* [DATA]
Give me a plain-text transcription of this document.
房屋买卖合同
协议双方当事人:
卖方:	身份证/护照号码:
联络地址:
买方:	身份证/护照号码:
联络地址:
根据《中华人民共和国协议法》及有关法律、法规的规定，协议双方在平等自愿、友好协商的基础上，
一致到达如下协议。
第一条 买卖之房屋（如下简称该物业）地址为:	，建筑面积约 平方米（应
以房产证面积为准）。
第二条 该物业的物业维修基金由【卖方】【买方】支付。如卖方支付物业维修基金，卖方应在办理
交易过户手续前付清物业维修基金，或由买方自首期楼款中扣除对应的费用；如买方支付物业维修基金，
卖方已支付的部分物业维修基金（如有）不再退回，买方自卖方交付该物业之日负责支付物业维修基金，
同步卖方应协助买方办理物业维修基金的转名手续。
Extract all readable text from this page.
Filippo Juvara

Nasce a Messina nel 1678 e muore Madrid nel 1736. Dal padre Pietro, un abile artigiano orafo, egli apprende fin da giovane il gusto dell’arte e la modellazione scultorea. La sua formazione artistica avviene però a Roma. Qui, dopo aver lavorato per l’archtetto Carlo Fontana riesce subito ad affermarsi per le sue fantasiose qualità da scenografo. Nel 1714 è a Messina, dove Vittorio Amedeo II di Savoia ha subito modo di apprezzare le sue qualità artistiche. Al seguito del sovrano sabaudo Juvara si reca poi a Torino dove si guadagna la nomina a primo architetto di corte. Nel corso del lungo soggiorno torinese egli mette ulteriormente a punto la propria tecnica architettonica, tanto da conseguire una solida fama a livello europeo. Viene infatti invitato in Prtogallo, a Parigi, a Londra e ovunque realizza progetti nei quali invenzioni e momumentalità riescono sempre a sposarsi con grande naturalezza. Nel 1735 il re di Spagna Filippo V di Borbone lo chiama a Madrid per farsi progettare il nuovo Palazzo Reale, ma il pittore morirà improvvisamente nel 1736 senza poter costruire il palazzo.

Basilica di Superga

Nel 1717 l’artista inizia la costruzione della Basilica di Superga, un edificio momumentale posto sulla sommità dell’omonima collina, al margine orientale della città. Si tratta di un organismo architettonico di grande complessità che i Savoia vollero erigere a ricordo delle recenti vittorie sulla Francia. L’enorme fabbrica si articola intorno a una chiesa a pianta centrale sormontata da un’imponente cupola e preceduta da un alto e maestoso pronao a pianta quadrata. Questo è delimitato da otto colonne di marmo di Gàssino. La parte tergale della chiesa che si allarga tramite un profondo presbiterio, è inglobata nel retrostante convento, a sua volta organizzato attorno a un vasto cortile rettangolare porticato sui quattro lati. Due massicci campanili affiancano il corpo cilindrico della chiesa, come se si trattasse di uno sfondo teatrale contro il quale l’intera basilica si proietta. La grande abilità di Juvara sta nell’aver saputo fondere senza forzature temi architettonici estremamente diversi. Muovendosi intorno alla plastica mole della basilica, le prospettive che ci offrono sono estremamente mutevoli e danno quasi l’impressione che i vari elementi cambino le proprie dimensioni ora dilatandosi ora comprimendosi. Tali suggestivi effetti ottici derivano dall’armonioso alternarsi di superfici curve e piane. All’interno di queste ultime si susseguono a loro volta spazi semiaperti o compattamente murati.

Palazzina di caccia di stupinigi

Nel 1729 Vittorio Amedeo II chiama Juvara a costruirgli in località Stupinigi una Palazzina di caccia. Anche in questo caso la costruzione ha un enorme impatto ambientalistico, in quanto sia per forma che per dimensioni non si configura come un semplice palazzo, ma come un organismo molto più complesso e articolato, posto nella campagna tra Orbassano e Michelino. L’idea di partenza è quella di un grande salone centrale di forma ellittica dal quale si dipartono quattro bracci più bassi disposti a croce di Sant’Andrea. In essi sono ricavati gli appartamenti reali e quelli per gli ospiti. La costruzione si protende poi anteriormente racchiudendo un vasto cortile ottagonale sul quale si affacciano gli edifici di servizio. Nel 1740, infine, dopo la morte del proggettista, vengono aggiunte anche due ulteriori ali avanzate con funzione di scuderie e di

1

* [DESCRIPTION OF THE TASK] Each record above should be repeated exactly as it appears.

* [SOLUTION TO THE PROBLEM]
Give me a plain-text transcription of this document.
房屋买卖合同
协议双方当事人:
卖方:	身份证/护照号码:
联络地址:
买方:	身份证/护照号码:
联络地址:
根据《中华人民共和国协议法》及有关法律、法规的规定，协议双方在平等自愿、友好协商的基础上，
一致到达如下协议。
第一条 买卖之房屋（如下简称该物业）地址为:	，建筑面积约 平方米（应
以房产证面积为准）。
第二条 该物业的物业维修基金由【卖方】【买方】支付。如卖方支付物业维修基金，卖方应在办理
交易过户手续前付清物业维修基金，或由买方自首期楼款中扣除对应的费用；如买方支付物业维修基金，
卖方已支付的部分物业维修基金（如有）不再退回，买方自卖方交付该物业之日负责支付物业维修基金，
同步卖方应协助买方办理物业维修基金的转名手续。
Extract all readable text from this page.
Filippo Juvara

Nasce a Messina nel 1678 e muore Madrid nel 1736. Dal padre Pietro, un abile artigiano orafo, egli apprende fin da giovane il gusto dell’arte e la modellazione scultorea. La sua formazione artistica avviene però a Roma. Qui, dopo aver lavorato per l’archtetto Carlo Fontana riesce subito ad affermarsi per le sue fantasiose qualità da scenografo. Nel 1714 è a Messina, dove Vittorio Amedeo II di Savoia ha subito modo di apprezzare le sue qualità artistiche. Al seguito del sovrano sabaudo Juvara si reca poi a Torino dove si guadagna la nomina a primo architetto di corte. Nel corso del lungo soggiorno torinese egli mette ulteriormente a punto la propria tecnica architettonica, tanto da conseguire una solida fama a livello europeo. Viene infatti invitato in Prtogallo, a Parigi, a Londra e ovunque realizza progetti nei quali invenzioni e momumentalità riescono sempre a sposarsi con grande naturalezza. Nel 1735 il re di Spagna Filippo V di Borbone lo chiama a Madrid per farsi progettare il nuovo Palazzo Reale, ma il pittore morirà improvvisamente nel 1736 senza poter costruire il palazzo.

Basilica di Superga

Nel 1717 l’artista inizia la costruzione della Basilica di Superga, un edificio momumentale posto sulla sommità dell’omonima collina, al margine orientale della città. Si tratta di un organismo architettonico di grande complessità che i Savoia vollero erigere a ricordo delle recenti vittorie sulla Francia. L’enorme fabbrica si articola intorno a una chiesa a pianta centrale sormontata da un’imponente cupola e preceduta da un alto e maestoso pronao a pianta quadrata. Questo è delimitato da otto colonne di marmo di Gàssino. La parte tergale della chiesa che si allarga tramite un profondo presbiterio, è inglobata nel retrostante convento, a sua volta organizzato attorno a un vasto cortile rettangolare porticato sui quattro lati. Due massicci campanili affiancano il corpo cilindrico della chiesa, come se si trattasse di uno sfondo teatrale contro il quale l’intera basilica si proietta. La grande abilità di Juvara sta nell’aver saputo fondere senza forzature temi architettonici estremamente diversi. Muovendosi intorno alla plastica mole della basilica, le prospettive che ci offrono sono estremamente mutevoli e danno quasi l’impressione che i vari elementi cambino le proprie dimensioni ora dilatandosi ora comprimendosi. Tali suggestivi effetti ottici derivano dall’armonioso alternarsi di superfici curve e piane. All’interno di queste ultime si susseguono a loro volta spazi semiaperti o compattamente murati.

Palazzina di caccia di stupinigi

Nel 1729 Vittorio Amedeo II chiama Juvara a costruirgli in località Stupinigi una Palazzina di caccia. Anche in questo caso la costruzione ha un enorme impatto ambientalistico, in quanto sia per forma che per dimensioni non si configura come un semplice palazzo, ma come un organismo molto più complesso e articolato, posto nella campagna tra Orbassano e Michelino. L’idea di partenza è quella di un grande salone centrale di forma ellittica dal quale si dipartono quattro bracci più bassi disposti a croce di Sant’Andrea. In essi sono ricavati gli appartamenti reali e quelli per gli ospiti. La costruzione si protende poi anteriormente racchiudendo un vasto cortile ottagonale sul quale si affacciano gli edifici di servizio. Nel 1740, infine, dopo la morte del proggettista, vengono aggiunte anche due ulteriori ali avanzate con funzione di scuderie e di

1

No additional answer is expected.